Enfin, trois catégories particulières d’associations méritent d’être signalées : les associations cultuelles sur lesquelles nous reviendrons plus loin, les associations reconnues d’utilité publique qui bénéficient d’avantages fiscaux spécifiques (notamment la défiscalisation des dons et legs reçus) et les associations agréées qui peuvent se porter partie civile dans des instances contentieuses (par exemple les associations agissant dans le domaine de la défense de l’environnement).
Le projet de loi renforçant le respect des principes de la République met gravement en cause la liberté d’association sous deux angles : d’une part, il tend, par son article 6, à contraindre les associations à accepter préalablement un « contrat d’engagement républicain » (CER) avant de percevoir une subvention consentie par une collectivité publique et à rembourser cette contribution en cas de non-respect du CER ; d’autre part, il vise, par son article 8, à élargir les possibilités de dissolution administrative des associations, actuellement limitées comme il vient d’être dit.
---
Actions à mener
• a. Énumérez les catégories particulières d'associations que l'extrait juge dignes d'être signalées.
• b. Veuillez reproduire à l'identique le passage de l'extrait qui s'ouvre sur les mots contenant « Le projet de » et se clôt sur « vient d’être dit. ».
---
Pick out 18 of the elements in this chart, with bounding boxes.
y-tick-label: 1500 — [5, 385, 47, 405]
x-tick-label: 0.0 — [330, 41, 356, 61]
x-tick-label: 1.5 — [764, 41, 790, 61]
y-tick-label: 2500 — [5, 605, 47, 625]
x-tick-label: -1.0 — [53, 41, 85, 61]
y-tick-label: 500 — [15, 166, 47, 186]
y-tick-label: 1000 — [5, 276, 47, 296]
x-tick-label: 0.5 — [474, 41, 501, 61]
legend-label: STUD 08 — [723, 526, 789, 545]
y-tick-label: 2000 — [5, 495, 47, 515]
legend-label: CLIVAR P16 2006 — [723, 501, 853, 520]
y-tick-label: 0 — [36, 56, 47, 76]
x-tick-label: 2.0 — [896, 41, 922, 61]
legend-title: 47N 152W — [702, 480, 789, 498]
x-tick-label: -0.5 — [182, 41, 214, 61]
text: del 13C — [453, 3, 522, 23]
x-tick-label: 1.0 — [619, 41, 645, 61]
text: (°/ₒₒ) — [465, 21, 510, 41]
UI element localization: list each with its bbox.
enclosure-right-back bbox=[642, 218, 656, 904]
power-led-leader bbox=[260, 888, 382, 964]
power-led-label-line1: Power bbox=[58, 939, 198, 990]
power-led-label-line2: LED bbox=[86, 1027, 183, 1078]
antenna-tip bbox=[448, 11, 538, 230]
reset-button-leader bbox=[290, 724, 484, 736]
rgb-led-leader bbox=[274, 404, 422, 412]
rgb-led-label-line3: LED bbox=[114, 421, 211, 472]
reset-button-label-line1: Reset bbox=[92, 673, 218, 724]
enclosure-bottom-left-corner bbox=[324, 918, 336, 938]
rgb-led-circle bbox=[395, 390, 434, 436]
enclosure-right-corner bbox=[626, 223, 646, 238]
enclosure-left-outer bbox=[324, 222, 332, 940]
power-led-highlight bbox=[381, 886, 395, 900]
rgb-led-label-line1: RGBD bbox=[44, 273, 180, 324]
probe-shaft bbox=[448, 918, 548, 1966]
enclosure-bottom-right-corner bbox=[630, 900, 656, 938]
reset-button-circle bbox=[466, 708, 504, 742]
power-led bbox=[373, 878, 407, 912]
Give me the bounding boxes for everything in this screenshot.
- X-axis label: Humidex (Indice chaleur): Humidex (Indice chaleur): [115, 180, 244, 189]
---
Résultats finaux
• a.
- les associations cultuelles
- les associations reconnues d'utilité publique
- les associations agréées

• b.
Le projet de loi renforçant le respect des principes de la République met gravement en cause la liberté d’association sous deux angles : d’une part, il tend, par son article 6, à contraindre les associations à accepter préalablement un « contrat d’engagement républicain » (CER) avant de percevoir une subvention consentie par une collectivité publique et à rembourser cette contribution en cas de non-respect du CER ; d’autre part, il vise, par son article 8, à élargir les possibilités de dissolution administrative des associations, actuellement limitées comme il vient d’être dit.